Each entry needs to be restated exactly as written.

** begin Supplied information **

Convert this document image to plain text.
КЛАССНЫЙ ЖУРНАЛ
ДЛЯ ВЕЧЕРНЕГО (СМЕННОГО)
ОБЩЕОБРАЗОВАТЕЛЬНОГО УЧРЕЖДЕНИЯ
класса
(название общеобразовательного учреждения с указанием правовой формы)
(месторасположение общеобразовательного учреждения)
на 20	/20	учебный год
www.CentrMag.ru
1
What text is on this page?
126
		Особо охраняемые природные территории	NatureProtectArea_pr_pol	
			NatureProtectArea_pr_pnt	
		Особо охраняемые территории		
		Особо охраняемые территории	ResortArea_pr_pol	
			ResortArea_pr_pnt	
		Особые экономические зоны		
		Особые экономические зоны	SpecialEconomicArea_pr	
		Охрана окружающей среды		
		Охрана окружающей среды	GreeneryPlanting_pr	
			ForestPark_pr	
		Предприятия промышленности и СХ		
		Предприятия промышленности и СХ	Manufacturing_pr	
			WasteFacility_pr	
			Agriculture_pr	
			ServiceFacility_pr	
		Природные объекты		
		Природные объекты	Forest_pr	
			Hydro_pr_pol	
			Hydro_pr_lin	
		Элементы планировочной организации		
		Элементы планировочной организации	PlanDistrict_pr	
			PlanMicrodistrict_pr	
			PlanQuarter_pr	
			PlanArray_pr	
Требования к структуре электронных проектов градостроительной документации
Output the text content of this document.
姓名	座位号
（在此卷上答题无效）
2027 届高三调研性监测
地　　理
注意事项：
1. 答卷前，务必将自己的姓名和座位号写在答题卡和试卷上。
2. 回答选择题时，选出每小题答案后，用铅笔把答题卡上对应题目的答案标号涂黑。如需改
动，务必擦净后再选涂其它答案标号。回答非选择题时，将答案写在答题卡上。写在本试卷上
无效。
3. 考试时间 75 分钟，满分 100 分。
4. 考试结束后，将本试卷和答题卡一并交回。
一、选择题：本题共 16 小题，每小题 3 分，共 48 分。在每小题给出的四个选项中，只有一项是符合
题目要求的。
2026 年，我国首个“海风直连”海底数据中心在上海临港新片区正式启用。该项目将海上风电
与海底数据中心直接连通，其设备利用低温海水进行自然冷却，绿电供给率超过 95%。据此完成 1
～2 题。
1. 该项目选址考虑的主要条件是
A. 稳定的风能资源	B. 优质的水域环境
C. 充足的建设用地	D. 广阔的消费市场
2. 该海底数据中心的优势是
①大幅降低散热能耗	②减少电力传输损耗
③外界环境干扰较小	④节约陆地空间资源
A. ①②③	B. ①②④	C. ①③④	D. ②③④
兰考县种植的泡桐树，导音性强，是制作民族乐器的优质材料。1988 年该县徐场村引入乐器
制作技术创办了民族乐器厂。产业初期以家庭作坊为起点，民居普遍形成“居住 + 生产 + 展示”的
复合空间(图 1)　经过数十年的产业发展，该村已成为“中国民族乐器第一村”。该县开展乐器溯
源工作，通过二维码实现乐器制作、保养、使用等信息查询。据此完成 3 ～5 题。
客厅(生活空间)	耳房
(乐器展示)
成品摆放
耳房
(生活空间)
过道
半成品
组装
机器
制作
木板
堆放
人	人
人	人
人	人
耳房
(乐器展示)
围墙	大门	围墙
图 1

** end Supplied information **

Exercise response:
Convert this document image to plain text.
КЛАССНЫЙ ЖУРНАЛ
ДЛЯ ВЕЧЕРНЕГО (СМЕННОГО)
ОБЩЕОБРАЗОВАТЕЛЬНОГО УЧРЕЖДЕНИЯ
класса
(название общеобразовательного учреждения с указанием правовой формы)
(месторасположение общеобразовательного учреждения)
на 20	/20	учебный год
www.CentrMag.ru
1
What text is on this page?
126
		Особо охраняемые природные территории	NatureProtectArea_pr_pol	
			NatureProtectArea_pr_pnt	
		Особо охраняемые территории		
		Особо охраняемые территории	ResortArea_pr_pol	
			ResortArea_pr_pnt	
		Особые экономические зоны		
		Особые экономические зоны	SpecialEconomicArea_pr	
		Охрана окружающей среды		
		Охрана окружающей среды	GreeneryPlanting_pr	
			ForestPark_pr	
		Предприятия промышленности и СХ		
		Предприятия промышленности и СХ	Manufacturing_pr	
			WasteFacility_pr	
			Agriculture_pr	
			ServiceFacility_pr	
		Природные объекты		
		Природные объекты	Forest_pr	
			Hydro_pr_pol	
			Hydro_pr_lin	
		Элементы планировочной организации		
		Элементы планировочной организации	PlanDistrict_pr	
			PlanMicrodistrict_pr	
			PlanQuarter_pr	
			PlanArray_pr	
Требования к структуре электронных проектов градостроительной документации
Output the text content of this document.
姓名	座位号
（在此卷上答题无效）
2027 届高三调研性监测
地　　理
注意事项：
1. 答卷前，务必将自己的姓名和座位号写在答题卡和试卷上。
2. 回答选择题时，选出每小题答案后，用铅笔把答题卡上对应题目的答案标号涂黑。如需改
动，务必擦净后再选涂其它答案标号。回答非选择题时，将答案写在答题卡上。写在本试卷上
无效。
3. 考试时间 75 分钟，满分 100 分。
4. 考试结束后，将本试卷和答题卡一并交回。
一、选择题：本题共 16 小题，每小题 3 分，共 48 分。在每小题给出的四个选项中，只有一项是符合
题目要求的。
2026 年，我国首个“海风直连”海底数据中心在上海临港新片区正式启用。该项目将海上风电
与海底数据中心直接连通，其设备利用低温海水进行自然冷却，绿电供给率超过 95%。据此完成 1
～2 题。
1. 该项目选址考虑的主要条件是
A. 稳定的风能资源	B. 优质的水域环境
C. 充足的建设用地	D. 广阔的消费市场
2. 该海底数据中心的优势是
①大幅降低散热能耗	②减少电力传输损耗
③外界环境干扰较小	④节约陆地空间资源
A. ①②③	B. ①②④	C. ①③④	D. ②③④
兰考县种植的泡桐树，导音性强，是制作民族乐器的优质材料。1988 年该县徐场村引入乐器
制作技术创办了民族乐器厂。产业初期以家庭作坊为起点，民居普遍形成“居住 + 生产 + 展示”的
复合空间(图 1)　经过数十年的产业发展，该村已成为“中国民族乐器第一村”。该县开展乐器溯
源工作，通过二维码实现乐器制作、保养、使用等信息查询。据此完成 3 ～5 题。
客厅(生活空间)	耳房
(乐器展示)
成品摆放
耳房
(生活空间)
过道
半成品
组装
机器
制作
木板
堆放
人	人
人	人
人	人
耳房
(乐器展示)
围墙	大门	围墙
图 1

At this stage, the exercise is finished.